>>
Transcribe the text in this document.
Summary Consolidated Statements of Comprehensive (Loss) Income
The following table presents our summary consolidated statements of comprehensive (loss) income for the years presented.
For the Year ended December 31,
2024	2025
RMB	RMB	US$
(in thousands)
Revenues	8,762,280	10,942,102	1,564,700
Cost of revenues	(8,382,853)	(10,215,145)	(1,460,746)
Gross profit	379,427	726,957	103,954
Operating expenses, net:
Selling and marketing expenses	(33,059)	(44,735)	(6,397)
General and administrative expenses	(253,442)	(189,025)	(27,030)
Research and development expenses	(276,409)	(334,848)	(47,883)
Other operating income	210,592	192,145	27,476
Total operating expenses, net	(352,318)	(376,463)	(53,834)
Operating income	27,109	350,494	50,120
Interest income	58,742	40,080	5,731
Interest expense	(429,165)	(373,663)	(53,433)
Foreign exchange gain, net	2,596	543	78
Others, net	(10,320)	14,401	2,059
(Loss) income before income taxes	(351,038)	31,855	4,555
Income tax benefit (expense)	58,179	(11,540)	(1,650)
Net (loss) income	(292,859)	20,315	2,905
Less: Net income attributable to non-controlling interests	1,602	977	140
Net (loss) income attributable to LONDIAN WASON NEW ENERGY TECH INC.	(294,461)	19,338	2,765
<<
## The exercise
Reproduce each line verbatim.

## Finished task
Transcribe the text in this document.
Summary Consolidated Statements of Comprehensive (Loss) Income
The following table presents our summary consolidated statements of comprehensive (loss) income for the years presented.
For the Year ended December 31,
2024	2025
RMB	RMB	US$
(in thousands)
Revenues	8,762,280	10,942,102	1,564,700
Cost of revenues	(8,382,853)	(10,215,145)	(1,460,746)
Gross profit	379,427	726,957	103,954
Operating expenses, net:
Selling and marketing expenses	(33,059)	(44,735)	(6,397)
General and administrative expenses	(253,442)	(189,025)	(27,030)
Research and development expenses	(276,409)	(334,848)	(47,883)
Other operating income	210,592	192,145	27,476
Total operating expenses, net	(352,318)	(376,463)	(53,834)
Operating income	27,109	350,494	50,120
Interest income	58,742	40,080	5,731
Interest expense	(429,165)	(373,663)	(53,433)
Foreign exchange gain, net	2,596	543	78
Others, net	(10,320)	14,401	2,059
(Loss) income before income taxes	(351,038)	31,855	4,555
Income tax benefit (expense)	58,179	(11,540)	(1,650)
Net (loss) income	(292,859)	20,315	2,905
Less: Net income attributable to non-controlling interests	1,602	977	140
Net (loss) income attributable to LONDIAN WASON NEW ENERGY TECH INC.	(294,461)	19,338	2,765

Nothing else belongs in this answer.